* START *

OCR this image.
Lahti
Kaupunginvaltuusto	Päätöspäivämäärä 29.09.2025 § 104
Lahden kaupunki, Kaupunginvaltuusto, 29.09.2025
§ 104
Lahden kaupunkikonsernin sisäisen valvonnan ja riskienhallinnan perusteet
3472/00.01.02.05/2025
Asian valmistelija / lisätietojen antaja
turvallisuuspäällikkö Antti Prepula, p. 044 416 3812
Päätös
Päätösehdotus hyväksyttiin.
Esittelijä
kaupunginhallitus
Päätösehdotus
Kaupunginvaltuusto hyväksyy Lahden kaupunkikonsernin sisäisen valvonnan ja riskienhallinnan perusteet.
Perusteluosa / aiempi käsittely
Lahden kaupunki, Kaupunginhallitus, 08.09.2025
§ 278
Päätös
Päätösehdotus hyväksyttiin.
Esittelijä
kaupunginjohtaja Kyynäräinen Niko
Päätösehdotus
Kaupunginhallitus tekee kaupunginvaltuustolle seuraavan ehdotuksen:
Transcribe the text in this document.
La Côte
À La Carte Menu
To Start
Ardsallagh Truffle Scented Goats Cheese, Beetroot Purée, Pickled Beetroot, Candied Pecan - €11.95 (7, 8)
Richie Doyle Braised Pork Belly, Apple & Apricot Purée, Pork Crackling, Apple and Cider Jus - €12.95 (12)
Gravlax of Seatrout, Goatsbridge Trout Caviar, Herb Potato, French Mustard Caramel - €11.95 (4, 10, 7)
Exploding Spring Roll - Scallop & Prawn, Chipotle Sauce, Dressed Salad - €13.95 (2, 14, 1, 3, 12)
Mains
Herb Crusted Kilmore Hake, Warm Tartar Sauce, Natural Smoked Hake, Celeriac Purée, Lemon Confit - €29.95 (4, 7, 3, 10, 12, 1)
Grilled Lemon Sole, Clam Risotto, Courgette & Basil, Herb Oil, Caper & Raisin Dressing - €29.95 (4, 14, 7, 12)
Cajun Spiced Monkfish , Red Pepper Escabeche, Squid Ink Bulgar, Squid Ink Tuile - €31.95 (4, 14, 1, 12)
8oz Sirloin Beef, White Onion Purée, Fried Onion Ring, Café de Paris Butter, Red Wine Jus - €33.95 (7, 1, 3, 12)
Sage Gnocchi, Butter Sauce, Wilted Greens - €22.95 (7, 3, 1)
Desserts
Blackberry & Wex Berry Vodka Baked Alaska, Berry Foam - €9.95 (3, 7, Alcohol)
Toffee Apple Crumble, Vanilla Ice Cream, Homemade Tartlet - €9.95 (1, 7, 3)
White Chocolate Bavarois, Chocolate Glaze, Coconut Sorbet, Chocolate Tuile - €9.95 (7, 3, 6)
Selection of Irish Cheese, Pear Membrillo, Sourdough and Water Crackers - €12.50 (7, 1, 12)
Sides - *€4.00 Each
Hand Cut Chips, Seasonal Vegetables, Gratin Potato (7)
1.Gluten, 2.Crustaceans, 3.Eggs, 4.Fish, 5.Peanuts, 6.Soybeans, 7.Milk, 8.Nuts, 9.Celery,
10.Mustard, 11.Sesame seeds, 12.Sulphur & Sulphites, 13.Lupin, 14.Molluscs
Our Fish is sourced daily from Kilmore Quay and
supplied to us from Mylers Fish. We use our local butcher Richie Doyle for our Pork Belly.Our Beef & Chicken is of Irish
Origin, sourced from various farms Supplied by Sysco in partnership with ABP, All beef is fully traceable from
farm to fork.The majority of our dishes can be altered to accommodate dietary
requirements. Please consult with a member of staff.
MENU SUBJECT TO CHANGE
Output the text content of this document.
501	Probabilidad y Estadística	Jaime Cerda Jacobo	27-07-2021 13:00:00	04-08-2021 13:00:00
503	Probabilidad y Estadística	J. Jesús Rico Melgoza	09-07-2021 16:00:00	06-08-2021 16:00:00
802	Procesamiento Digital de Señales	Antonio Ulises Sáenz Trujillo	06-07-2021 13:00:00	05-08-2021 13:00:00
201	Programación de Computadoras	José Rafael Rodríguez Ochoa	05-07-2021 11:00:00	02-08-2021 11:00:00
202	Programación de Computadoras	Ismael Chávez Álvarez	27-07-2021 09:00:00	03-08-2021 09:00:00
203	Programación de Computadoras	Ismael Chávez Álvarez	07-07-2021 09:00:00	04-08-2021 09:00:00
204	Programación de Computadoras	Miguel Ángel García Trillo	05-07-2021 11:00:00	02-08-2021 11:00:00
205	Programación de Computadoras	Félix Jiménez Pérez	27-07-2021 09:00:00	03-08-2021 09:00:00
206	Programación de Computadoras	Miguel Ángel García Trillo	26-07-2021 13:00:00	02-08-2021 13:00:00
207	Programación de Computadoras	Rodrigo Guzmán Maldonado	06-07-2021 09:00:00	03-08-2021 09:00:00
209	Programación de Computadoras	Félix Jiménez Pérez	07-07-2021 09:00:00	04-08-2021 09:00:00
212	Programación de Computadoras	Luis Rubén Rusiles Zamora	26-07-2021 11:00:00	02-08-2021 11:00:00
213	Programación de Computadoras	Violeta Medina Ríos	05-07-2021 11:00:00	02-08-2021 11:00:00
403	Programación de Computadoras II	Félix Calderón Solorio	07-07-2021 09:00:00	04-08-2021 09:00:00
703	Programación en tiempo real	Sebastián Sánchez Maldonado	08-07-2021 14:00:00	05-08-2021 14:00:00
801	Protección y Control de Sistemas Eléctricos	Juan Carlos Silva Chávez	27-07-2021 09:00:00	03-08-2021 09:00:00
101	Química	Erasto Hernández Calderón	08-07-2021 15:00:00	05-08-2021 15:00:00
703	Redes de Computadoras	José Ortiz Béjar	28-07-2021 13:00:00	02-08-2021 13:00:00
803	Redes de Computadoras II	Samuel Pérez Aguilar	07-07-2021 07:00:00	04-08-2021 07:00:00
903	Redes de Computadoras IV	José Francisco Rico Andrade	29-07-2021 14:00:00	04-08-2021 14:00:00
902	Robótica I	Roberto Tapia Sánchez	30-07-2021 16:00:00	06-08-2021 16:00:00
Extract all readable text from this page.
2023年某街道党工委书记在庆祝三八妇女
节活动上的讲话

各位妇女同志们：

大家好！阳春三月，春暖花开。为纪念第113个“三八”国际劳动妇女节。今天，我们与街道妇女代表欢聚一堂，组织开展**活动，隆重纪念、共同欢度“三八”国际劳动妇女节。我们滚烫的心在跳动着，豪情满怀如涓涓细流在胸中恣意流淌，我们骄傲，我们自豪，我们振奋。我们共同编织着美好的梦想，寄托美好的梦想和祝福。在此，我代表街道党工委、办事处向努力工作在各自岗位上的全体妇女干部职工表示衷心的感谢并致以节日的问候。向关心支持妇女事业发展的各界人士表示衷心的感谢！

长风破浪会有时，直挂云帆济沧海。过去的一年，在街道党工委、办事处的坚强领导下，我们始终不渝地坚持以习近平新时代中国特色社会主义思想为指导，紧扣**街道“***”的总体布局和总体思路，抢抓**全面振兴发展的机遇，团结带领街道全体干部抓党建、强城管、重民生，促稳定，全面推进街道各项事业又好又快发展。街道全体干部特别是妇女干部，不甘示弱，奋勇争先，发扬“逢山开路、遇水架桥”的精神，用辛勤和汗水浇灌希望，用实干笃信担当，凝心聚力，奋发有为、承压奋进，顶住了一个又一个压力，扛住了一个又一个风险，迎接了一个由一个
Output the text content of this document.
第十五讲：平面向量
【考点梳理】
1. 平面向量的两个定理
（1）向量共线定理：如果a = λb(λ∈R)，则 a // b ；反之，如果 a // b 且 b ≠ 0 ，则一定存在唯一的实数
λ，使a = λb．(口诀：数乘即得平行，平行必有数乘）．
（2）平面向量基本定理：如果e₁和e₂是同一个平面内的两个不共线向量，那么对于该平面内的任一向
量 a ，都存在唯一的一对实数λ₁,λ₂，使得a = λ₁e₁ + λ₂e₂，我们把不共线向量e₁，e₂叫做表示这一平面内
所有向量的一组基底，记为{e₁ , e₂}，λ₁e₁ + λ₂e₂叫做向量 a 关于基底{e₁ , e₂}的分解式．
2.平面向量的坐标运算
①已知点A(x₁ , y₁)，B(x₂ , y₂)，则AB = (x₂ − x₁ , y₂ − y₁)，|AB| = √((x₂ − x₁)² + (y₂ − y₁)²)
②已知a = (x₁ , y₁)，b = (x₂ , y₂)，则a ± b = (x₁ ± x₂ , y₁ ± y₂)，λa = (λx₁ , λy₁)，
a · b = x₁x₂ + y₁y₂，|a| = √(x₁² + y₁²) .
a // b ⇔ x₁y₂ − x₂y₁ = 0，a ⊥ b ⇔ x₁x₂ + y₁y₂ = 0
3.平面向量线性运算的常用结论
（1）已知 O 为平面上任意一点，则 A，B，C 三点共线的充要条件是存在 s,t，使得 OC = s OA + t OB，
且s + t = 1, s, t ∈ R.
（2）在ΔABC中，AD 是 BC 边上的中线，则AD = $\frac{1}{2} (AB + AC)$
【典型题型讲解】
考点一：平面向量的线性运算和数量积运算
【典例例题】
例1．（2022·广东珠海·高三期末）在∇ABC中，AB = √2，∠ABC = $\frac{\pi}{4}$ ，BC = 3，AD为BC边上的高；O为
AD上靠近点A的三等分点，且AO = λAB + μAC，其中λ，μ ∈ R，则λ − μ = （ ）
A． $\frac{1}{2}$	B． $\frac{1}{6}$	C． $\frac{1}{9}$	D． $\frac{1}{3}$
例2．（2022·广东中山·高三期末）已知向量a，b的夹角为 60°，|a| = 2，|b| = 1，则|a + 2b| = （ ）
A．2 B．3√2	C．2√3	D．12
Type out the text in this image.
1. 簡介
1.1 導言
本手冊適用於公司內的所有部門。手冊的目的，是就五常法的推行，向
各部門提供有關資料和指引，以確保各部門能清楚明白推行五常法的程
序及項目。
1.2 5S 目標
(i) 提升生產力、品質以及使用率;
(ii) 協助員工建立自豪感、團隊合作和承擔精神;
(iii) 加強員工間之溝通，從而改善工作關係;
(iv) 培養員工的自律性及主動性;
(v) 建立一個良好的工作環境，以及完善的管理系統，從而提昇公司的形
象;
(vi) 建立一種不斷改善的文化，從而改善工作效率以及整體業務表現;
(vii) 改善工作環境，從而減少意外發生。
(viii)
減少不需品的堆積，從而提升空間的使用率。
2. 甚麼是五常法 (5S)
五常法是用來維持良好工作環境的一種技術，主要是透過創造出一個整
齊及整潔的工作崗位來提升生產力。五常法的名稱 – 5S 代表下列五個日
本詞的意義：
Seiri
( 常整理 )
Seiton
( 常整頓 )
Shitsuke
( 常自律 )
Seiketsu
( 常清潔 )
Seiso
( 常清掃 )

* END *

Required task » In the records above, collect each line with "Kilmore".

Final answer »
Herb Crusted Kilmore Hake, Warm Tartar Sauce, Natural Smoked Hake, Celeriac Purée, Lemon Confit - €29.95 (4, 7, 3, 10, 12, 1)
Our Fish is sourced daily from Kilmore Quay and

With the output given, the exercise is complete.